_Work to complete_
Exclude the pictures and return every line exactly as written.

[START OF Available records]

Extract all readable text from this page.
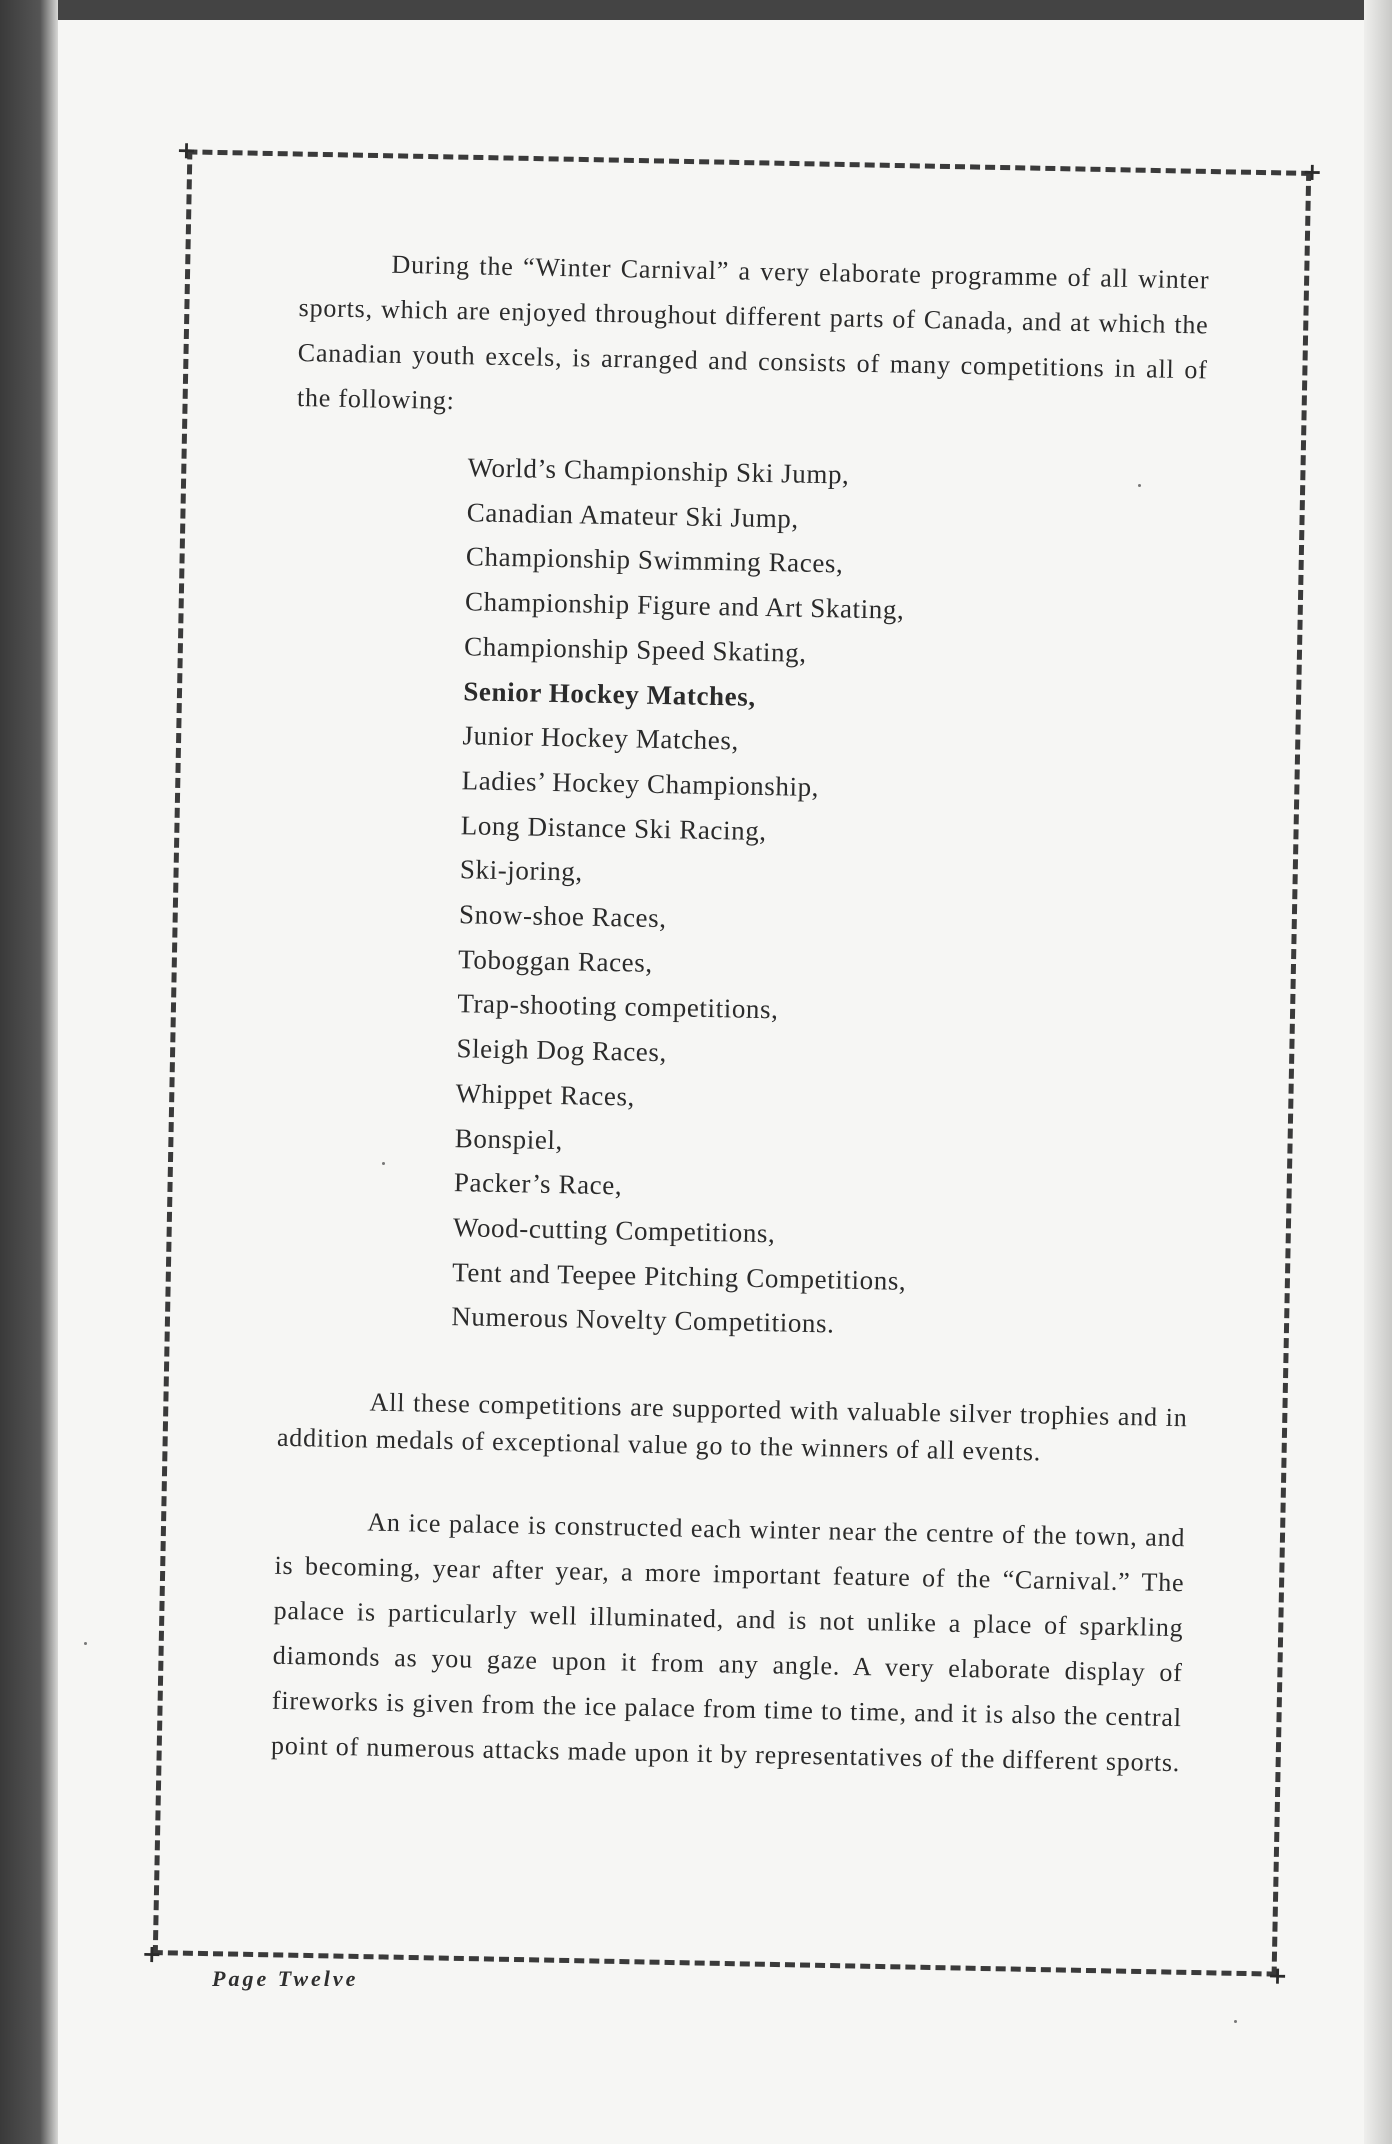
+
+
+
+

During the “Winter Carnival” a very elaborate programme of all winter sports, which are enjoyed throughout different parts of Canada, and at which the Canadian youth excels, is arranged and consists of many competitions in all of the following:

World’s Championship Ski Jump,
Canadian Amateur Ski Jump,
Championship Swimming Races,
Championship Figure and Art Skating,
Championship Speed Skating,
Senior Hockey Matches,
Junior Hockey Matches,
Ladies’ Hockey Championship,
Long Distance Ski Racing,
Ski-joring,
Snow-shoe Races,
Toboggan Races,
Trap-shooting competitions,
Sleigh Dog Races,
Whippet Races,
Bonspiel,
Packer’s Race,
Wood-cutting Competitions,
Tent and Teepee Pitching Competitions,
Numerous Novelty Competitions.

All these competitions are supported with valuable silver trophies and in addition medals of exceptional value go to the winners of all events.

An ice palace is constructed each winter near the centre of the town, and is becoming, year after year, a more important feature of the “Carnival.” The palace is particularly well illuminated, and is not unlike a place of sparkling diamonds as you gaze upon it from any angle. A very elaborate display of fireworks is given from the ice palace from time to time, and it is also the central point of numerous attacks made upon it by representatives of the different sports.

Page Twelve
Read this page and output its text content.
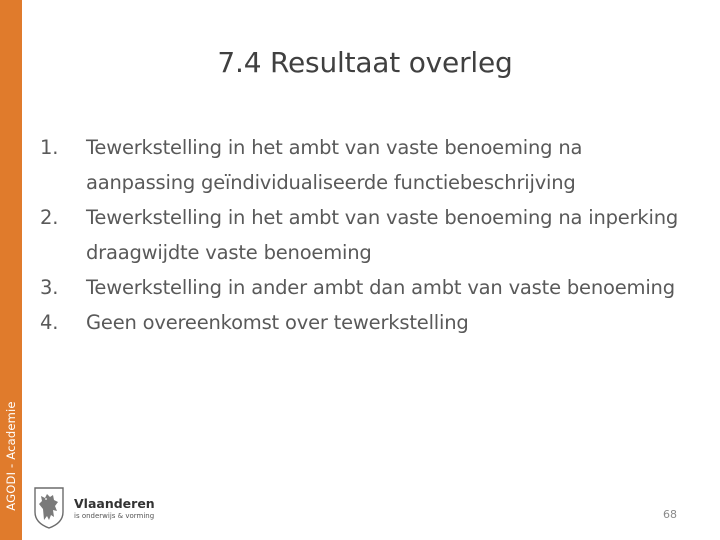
AGODI - Academie
7.4 Resultaat overleg
1. Tewerkstelling in het ambt van vaste benoeming na aanpassing geïndividualiseerde functiebeschrijving
2. Tewerkstelling in het ambt van vaste benoeming na inperking draagwijdte vaste benoeming
3. Tewerkstelling in ander ambt dan ambt van vaste benoeming
4. Geen overeenkomst over tewerkstelling
Vlaanderen
is onderwijs & vorming	68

[END OF Available records]

_Output of the task_
Extract all readable text from this page.
+
+
+
+

During the “Winter Carnival” a very elaborate programme of all winter sports, which are enjoyed throughout different parts of Canada, and at which the Canadian youth excels, is arranged and consists of many competitions in all of the following:

World’s Championship Ski Jump,
Canadian Amateur Ski Jump,
Championship Swimming Races,
Championship Figure and Art Skating,
Championship Speed Skating,
Senior Hockey Matches,
Junior Hockey Matches,
Ladies’ Hockey Championship,
Long Distance Ski Racing,
Ski-joring,
Snow-shoe Races,
Toboggan Races,
Trap-shooting competitions,
Sleigh Dog Races,
Whippet Races,
Bonspiel,
Packer’s Race,
Wood-cutting Competitions,
Tent and Teepee Pitching Competitions,
Numerous Novelty Competitions.

All these competitions are supported with valuable silver trophies and in addition medals of exceptional value go to the winners of all events.

An ice palace is constructed each winter near the centre of the town, and is becoming, year after year, a more important feature of the “Carnival.” The palace is particularly well illuminated, and is not unlike a place of sparkling diamonds as you gaze upon it from any angle. A very elaborate display of fireworks is given from the ice palace from time to time, and it is also the central point of numerous attacks made upon it by representatives of the different sports.

Page Twelve
Read this page and output its text content.
AGODI - Academie
7.4 Resultaat overleg
1. Tewerkstelling in het ambt van vaste benoeming na aanpassing geïndividualiseerde functiebeschrijving
2. Tewerkstelling in het ambt van vaste benoeming na inperking draagwijdte vaste benoeming
3. Tewerkstelling in ander ambt dan ambt van vaste benoeming
4. Geen overeenkomst over tewerkstelling
Vlaanderen
is onderwijs & vorming	68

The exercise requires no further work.